• Do this: Gather, from the listing beneath this task, every line holding the string "empty".

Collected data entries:
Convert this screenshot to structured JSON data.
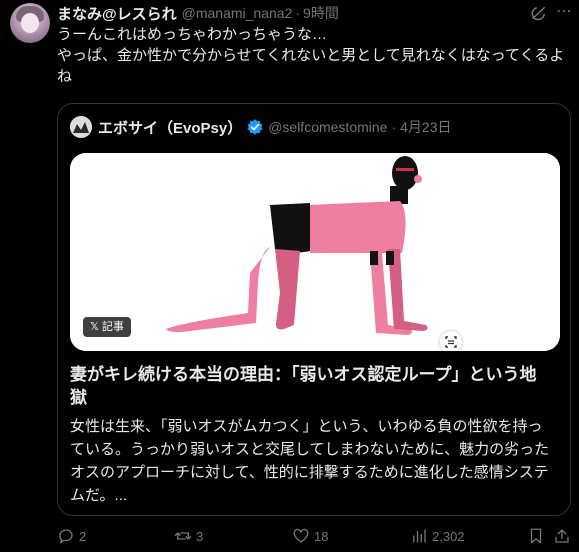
{
  "tweet": {
    "display_name": "まなみ@レスられ",
    "handle": "@manami_nana2",
    "separator": "·",
    "time": "9時間",
    "text_lines": [
      "うーんこれはめっちゃわかっちゃうな…",
      "やっぱ、金か性かで分からせてくれないと男として見れなくはなってくるよ",
      "ね"
    ],
    "avatar_icon": "user-avatar",
    "grok_icon": "grok-icon",
    "more_icon": "more-icon"
  },
  "quote": {
    "display_name": "エボサイ（EvoPsy）",
    "handle": "@selfcomestomine",
    "separator": "·",
    "date": "4月23日",
    "verified_color": "#1d9bf0",
    "article_badge": "𝕏 記事",
    "article_title_lines": [
      "妻がキレ続ける本当の理由：「弱いオス認定ループ」という地",
      "獄"
    ],
    "article_body_lines": [
      "女性は生来、「弱いオスがムカつく」という、いわゆる負の性欲を持っ",
      "ている。うっかり弱いオスと交尾してしまわないために、魅力の劣った",
      "オスのアプローチに対して、性的に排撃するために進化した感情システ",
      "ムだ。..."
    ],
    "illustration_colors": {
      "body": "#ef7fa0",
      "shadow": "#d45f82",
      "black": "#111111",
      "background": "#ffffff"
    }
  },
  "actions": {
    "reply_count": "2",
    "retweet_count": "3",
    "like_count": "18",
    "view_count": "2,302"
  },
  "colors": {
    "background": "#000000",
    "text_primary": "#e7e9ea",
    "text_secondary": "#71767b",
    "border": "#2f3336"
  }
}
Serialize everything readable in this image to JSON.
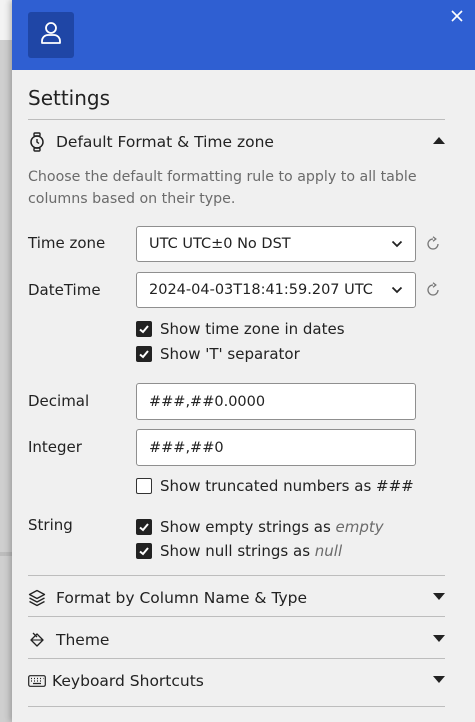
{
  "header": {
    "user_icon": "user-icon",
    "close_icon": "close-icon"
  },
  "settings": {
    "title": "Settings",
    "default_format": {
      "label": "Default Format & Time zone",
      "icon": "watch-icon",
      "expanded": true,
      "description": "Choose the default formatting rule to apply to all table columns based on their type.",
      "time_zone": {
        "label": "Time zone",
        "value": "UTC UTC±0 No DST"
      },
      "datetime": {
        "label": "DateTime",
        "value": "2024-04-03T18:41:59.207 UTC",
        "options": [
          {
            "label": "Show time zone in dates",
            "checked": true
          },
          {
            "label": "Show 'T' separator",
            "checked": true
          }
        ]
      },
      "decimal": {
        "label": "Decimal",
        "value": "###,##0.0000"
      },
      "integer": {
        "label": "Integer",
        "value": "###,##0",
        "options": [
          {
            "label": "Show truncated numbers as ###",
            "checked": false
          }
        ]
      },
      "string": {
        "label": "String",
        "options": [
          {
            "prefix": "Show empty strings as ",
            "em": "empty",
            "checked": true
          },
          {
            "prefix": "Show null strings as ",
            "em": "null",
            "checked": true
          }
        ]
      }
    },
    "sections": [
      {
        "label": "Format by Column Name & Type",
        "icon": "layers-icon",
        "expanded": false
      },
      {
        "label": "Theme",
        "icon": "paint-bucket-icon",
        "expanded": false
      },
      {
        "label": "Keyboard Shortcuts",
        "icon": "keyboard-icon",
        "expanded": false
      }
    ]
  }
}
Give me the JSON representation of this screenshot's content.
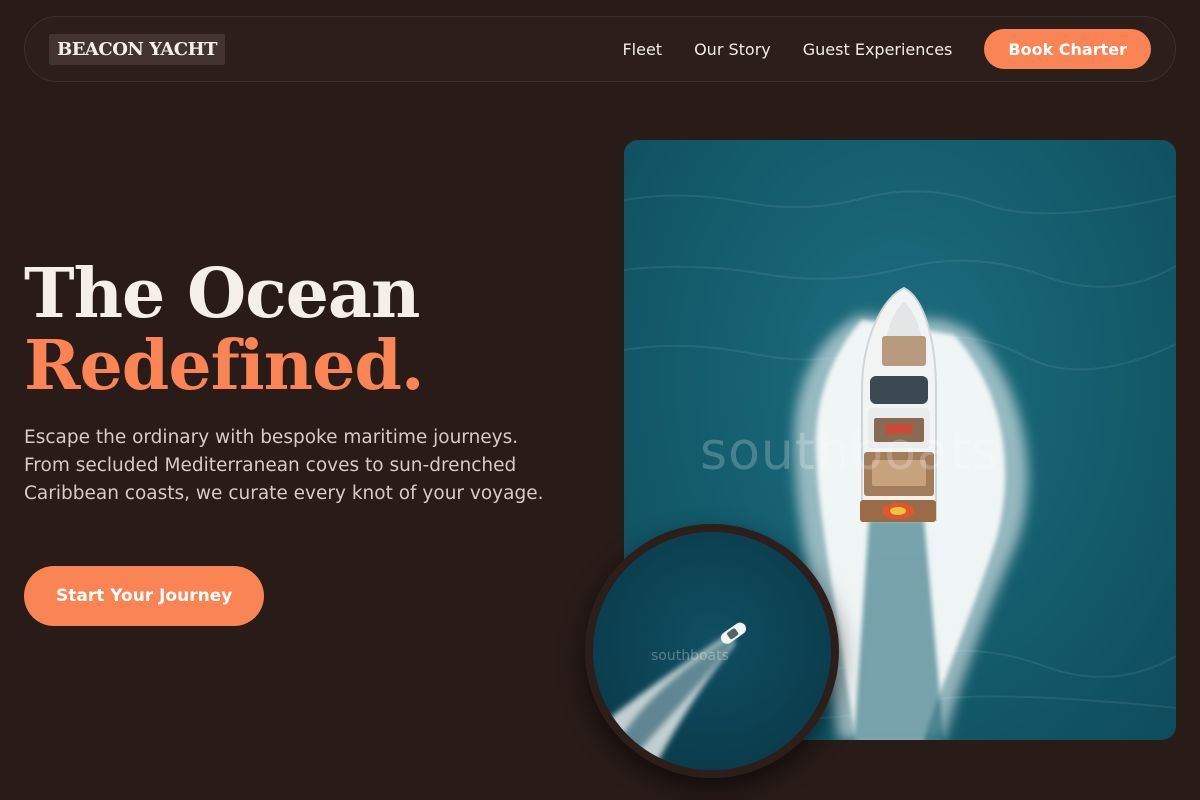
{
  "nav": {
    "logo": "BEACON YACHT",
    "links": [
      "Fleet",
      "Our Story",
      "Guest Experiences"
    ],
    "cta": "Book Charter"
  },
  "hero": {
    "title_line1": "The Ocean",
    "title_line2": "Redefined.",
    "description": "Escape the ordinary with bespoke maritime journeys. From secluded Mediterranean coves to sun-drenched Caribbean coasts, we curate every knot of your voyage.",
    "cta": "Start Your Journey"
  },
  "images": {
    "main_watermark": "southboats",
    "inset_watermark": "southboats"
  },
  "colors": {
    "background": "#281b18",
    "accent": "#fb8454",
    "text": "#f3ebe6",
    "muted_text": "#d7cbc4",
    "water": "#155f70"
  }
}
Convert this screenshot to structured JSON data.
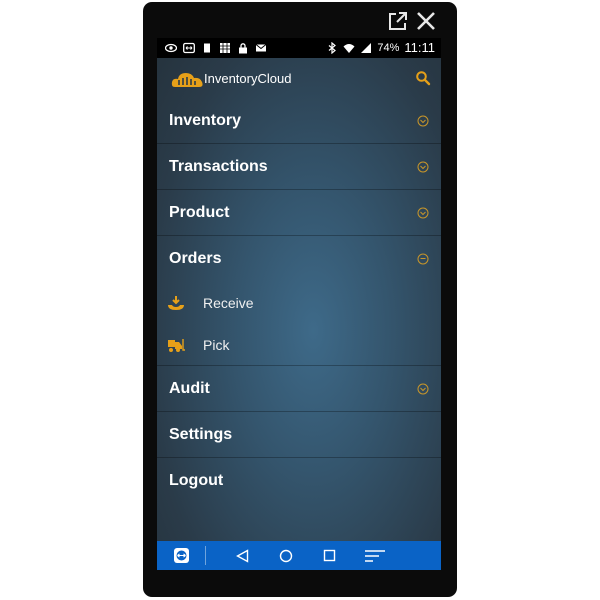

• Result of the exercise:
            "prefix": "Show empty strings as ",
            "em": "empty",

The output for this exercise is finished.